(Dataset rows)
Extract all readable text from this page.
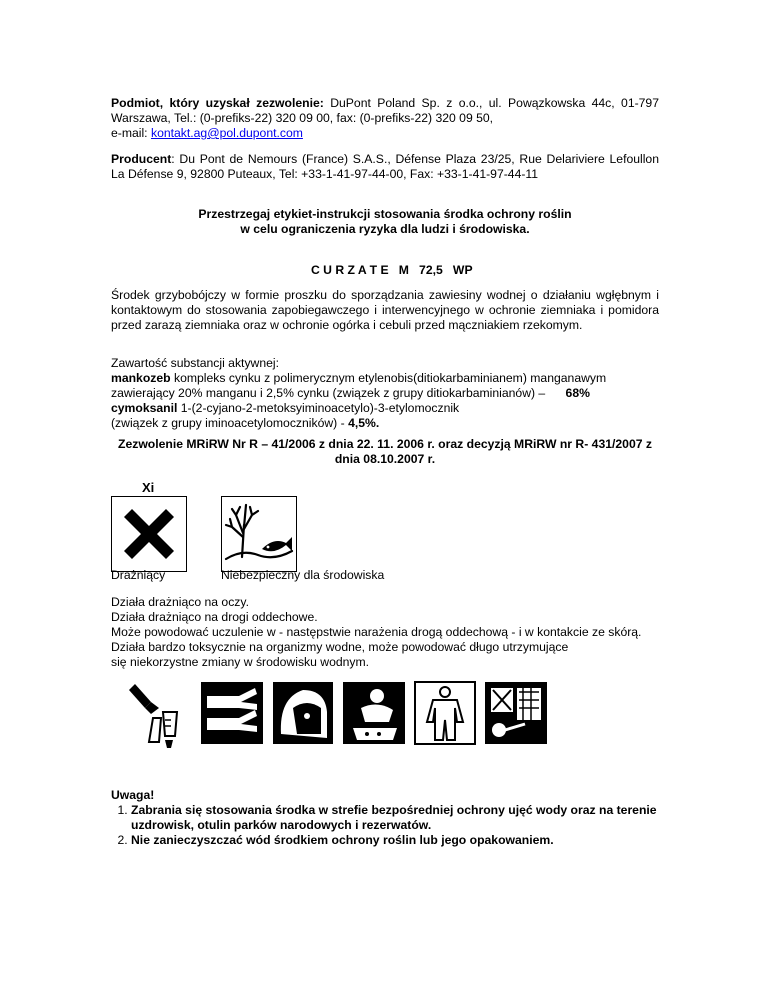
Podmiot, który uzyskał zezwolenie: DuPont Poland Sp. z o.o., ul. Powązkowska 44c, 01-797 Warszawa, Tel.: (0-prefiks-22) 320 09 00, fax: (0-prefiks-22) 320 09 50,
e-mail: kontakt.ag@pol.dupont.com
Producent: Du Pont de Nemours (France) S.A.S., Défense Plaza 23/25, Rue Delariviere Lefoullon La Défense 9, 92800 Puteaux, Tel: +33-1-41-97-44-00, Fax: +33-1-41-97-44-11
Przestrzegaj etykiet-instrukcji stosowania środka ochrony roślin
w celu ograniczenia ryzyka dla ludzi i środowiska.

C U R Z A T E   M   72,5   WP

Środek grzybobójczy w formie proszku do sporządzania zawiesiny wodnej o działaniu wgłębnym i kontaktowym do stosowania zapobiegawczego i interwencyjnego w ochronie ziemniaka i pomidora przed zarazą ziemniaka oraz w ochronie ogórka i cebuli przed mączniakiem rzekomym.
Zawartość substancji aktywnej:
mankozeb kompleks cynku z polimerycznym etylenobis(ditiokarbaminianem) manganawym zawierający 20% manganu i 2,5% cynku (związek z grupy ditiokarbaminianów) – 68%
cymoksanil 1-(2-cyjano-2-metoksyiminoacetylo)-3-etylomocznik
(związek z grupy iminoacetylomoczników) - 4,5%.
Zezwolenie MRiRW Nr R – 41/2006 z dnia 22. 11. 2006 r. oraz decyzją MRiRW nr R- 431/2007 z dnia 08.10.2007 r.
Xi
Drażniący	Niebezpieczny dla środowiska
Działa drażniąco na oczy.
Działa drażniąco na drogi oddechowe.
Może powodować uczulenie w - następstwie narażenia drogą oddechową - i w kontakcie ze skórą.
Działa bardzo toksycznie na organizmy wodne, może powodować długo utrzymujące
się niekorzystne zmiany w środowisku wodnym.
Uwaga!
1. Zabrania się stosowania środka w strefie bezpośredniej ochrony ujęć wody oraz na terenie uzdrowisk, otulin parków narodowych i rezerwatów.
2. Nie zanieczyszczać wód środkiem ochrony roślin lub jego opakowaniem.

_Task description_:
The listing above must be printed again exactly, minus its pictures.

_Answer to this problem_:
Extract all readable text from this page.
Podmiot, który uzyskał zezwolenie: DuPont Poland Sp. z o.o., ul. Powązkowska 44c, 01-797 Warszawa, Tel.: (0-prefiks-22) 320 09 00, fax: (0-prefiks-22) 320 09 50,
e-mail: kontakt.ag@pol.dupont.com
Producent: Du Pont de Nemours (France) S.A.S., Défense Plaza 23/25, Rue Delariviere Lefoullon La Défense 9, 92800 Puteaux, Tel: +33-1-41-97-44-00, Fax: +33-1-41-97-44-11
Przestrzegaj etykiet-instrukcji stosowania środka ochrony roślin
w celu ograniczenia ryzyka dla ludzi i środowiska.

C U R Z A T E   M   72,5   WP

Środek grzybobójczy w formie proszku do sporządzania zawiesiny wodnej o działaniu wgłębnym i kontaktowym do stosowania zapobiegawczego i interwencyjnego w ochronie ziemniaka i pomidora przed zarazą ziemniaka oraz w ochronie ogórka i cebuli przed mączniakiem rzekomym.
Zawartość substancji aktywnej:
mankozeb kompleks cynku z polimerycznym etylenobis(ditiokarbaminianem) manganawym zawierający 20% manganu i 2,5% cynku (związek z grupy ditiokarbaminianów) – 68%
cymoksanil 1-(2-cyjano-2-metoksyiminoacetylo)-3-etylomocznik
(związek z grupy iminoacetylomoczników) - 4,5%.
Zezwolenie MRiRW Nr R – 41/2006 z dnia 22. 11. 2006 r. oraz decyzją MRiRW nr R- 431/2007 z dnia 08.10.2007 r.
Xi
Drażniący	Niebezpieczny dla środowiska
Działa drażniąco na oczy.
Działa drażniąco na drogi oddechowe.
Może powodować uczulenie w - następstwie narażenia drogą oddechową - i w kontakcie ze skórą.
Działa bardzo toksycznie na organizmy wodne, może powodować długo utrzymujące
się niekorzystne zmiany w środowisku wodnym.
Uwaga!
1. Zabrania się stosowania środka w strefie bezpośredniej ochrony ujęć wody oraz na terenie uzdrowisk, otulin parków narodowych i rezerwatów.
2. Nie zanieczyszczać wód środkiem ochrony roślin lub jego opakowaniem.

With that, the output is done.